(Figure record extracts)

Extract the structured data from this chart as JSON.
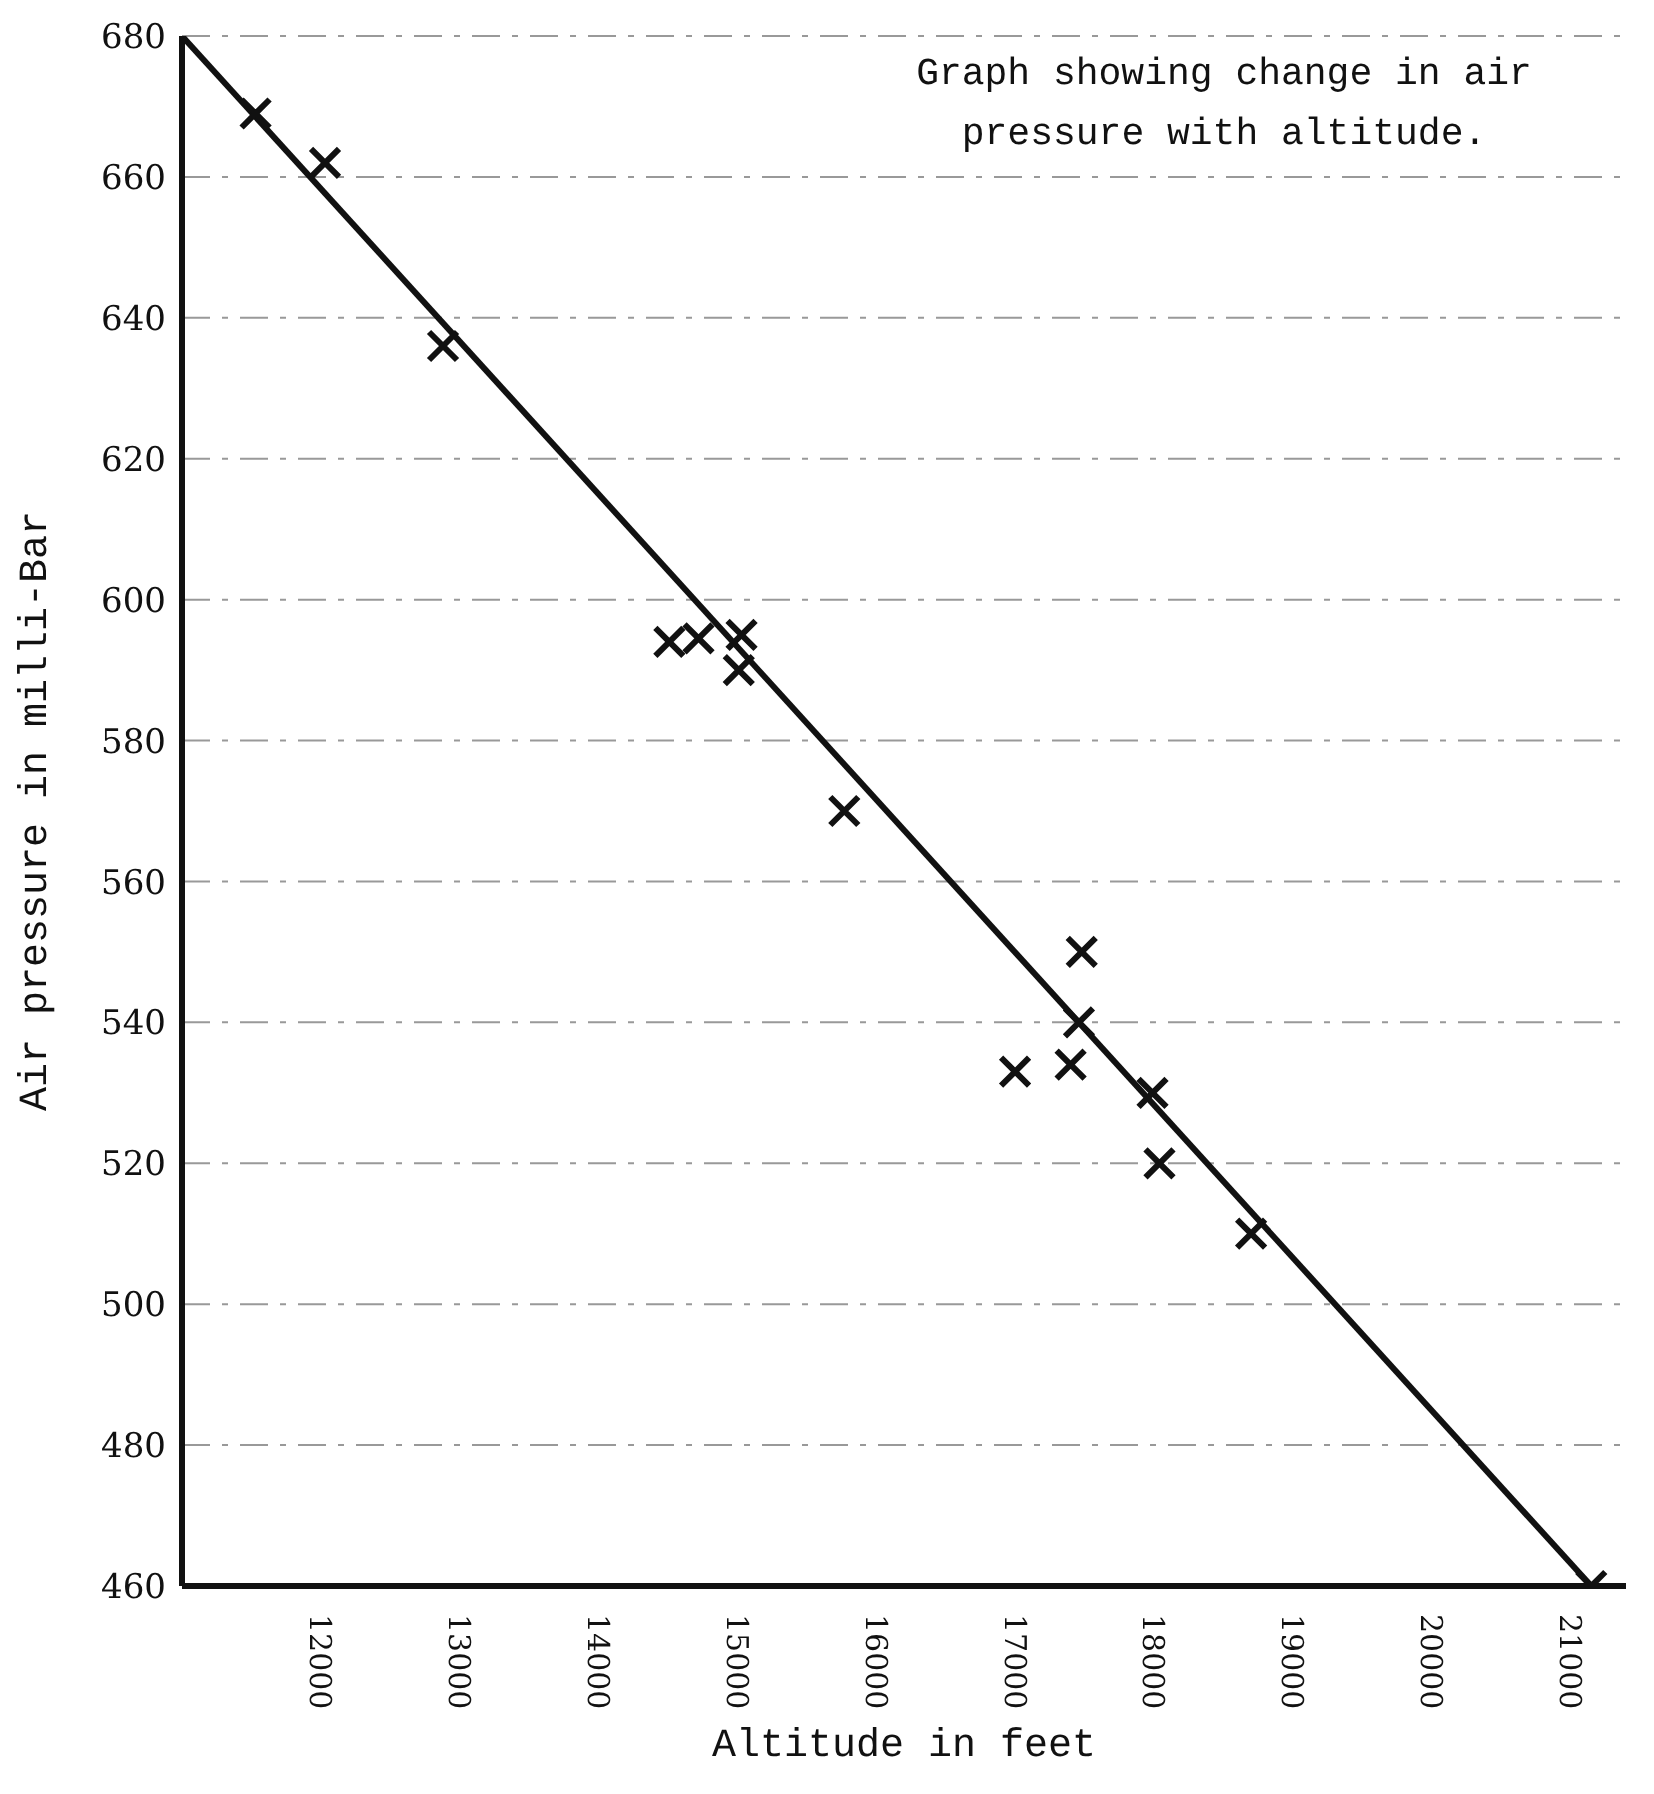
{
  "chart_data": {
    "type": "scatter",
    "title": "Graph showing change in air pressure with altitude.",
    "xlabel": "Altitude in feet",
    "ylabel": "Air pressure in milli-Bar",
    "x": [
      11530,
      12030,
      12880,
      14510,
      14720,
      15030,
      15010,
      15770,
      17480,
      17460,
      17000,
      17400,
      17990,
      18040,
      18700,
      21150
    ],
    "series": [
      {
        "color": "#111111",
        "marker": "cross",
        "values": [
          669,
          662,
          636,
          594,
          594.5,
          595,
          590,
          570,
          550,
          540,
          533,
          534,
          530,
          520,
          510,
          460
        ]
      },
      {
        "type": "line",
        "color": "#111111",
        "marker": "none",
        "x": [
          11000,
          21150
        ],
        "values": [
          680,
          460
        ]
      }
    ],
    "xlim": [
      11000,
      21400
    ],
    "xticks": [
      12000,
      13000,
      14000,
      15000,
      16000,
      17000,
      18000,
      19000,
      20000,
      21000
    ],
    "ylim": [
      460,
      680
    ],
    "yticks": [
      460,
      480,
      500,
      520,
      540,
      560,
      580,
      600,
      620,
      640,
      660,
      680
    ],
    "grid": "y",
    "line_style": "solid"
  }
}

* _WHAT TO DO_
Transcribe the whole listing exactly. Pictures stay out of your copy.

* _RESULT OF THE EXERCISE_
Extract the structured data from this chart as JSON.
{
  "chart_data": {
    "type": "scatter",
    "title": "Graph showing change in air pressure with altitude.",
    "xlabel": "Altitude in feet",
    "ylabel": "Air pressure in milli-Bar",
    "x": [
      11530,
      12030,
      12880,
      14510,
      14720,
      15030,
      15010,
      15770,
      17480,
      17460,
      17000,
      17400,
      17990,
      18040,
      18700,
      21150
    ],
    "series": [
      {
        "color": "#111111",
        "marker": "cross",
        "values": [
          669,
          662,
          636,
          594,
          594.5,
          595,
          590,
          570,
          550,
          540,
          533,
          534,
          530,
          520,
          510,
          460
        ]
      },
      {
        "type": "line",
        "color": "#111111",
        "marker": "none",
        "x": [
          11000,
          21150
        ],
        "values": [
          680,
          460
        ]
      }
    ],
    "xlim": [
      11000,
      21400
    ],
    "xticks": [
      12000,
      13000,
      14000,
      15000,
      16000,
      17000,
      18000,
      19000,
      20000,
      21000
    ],
    "ylim": [
      460,
      680
    ],
    "yticks": [
      460,
      480,
      500,
      520,
      540,
      560,
      580,
      600,
      620,
      640,
      660,
      680
    ],
    "grid": "y",
    "line_style": "solid"
  }
}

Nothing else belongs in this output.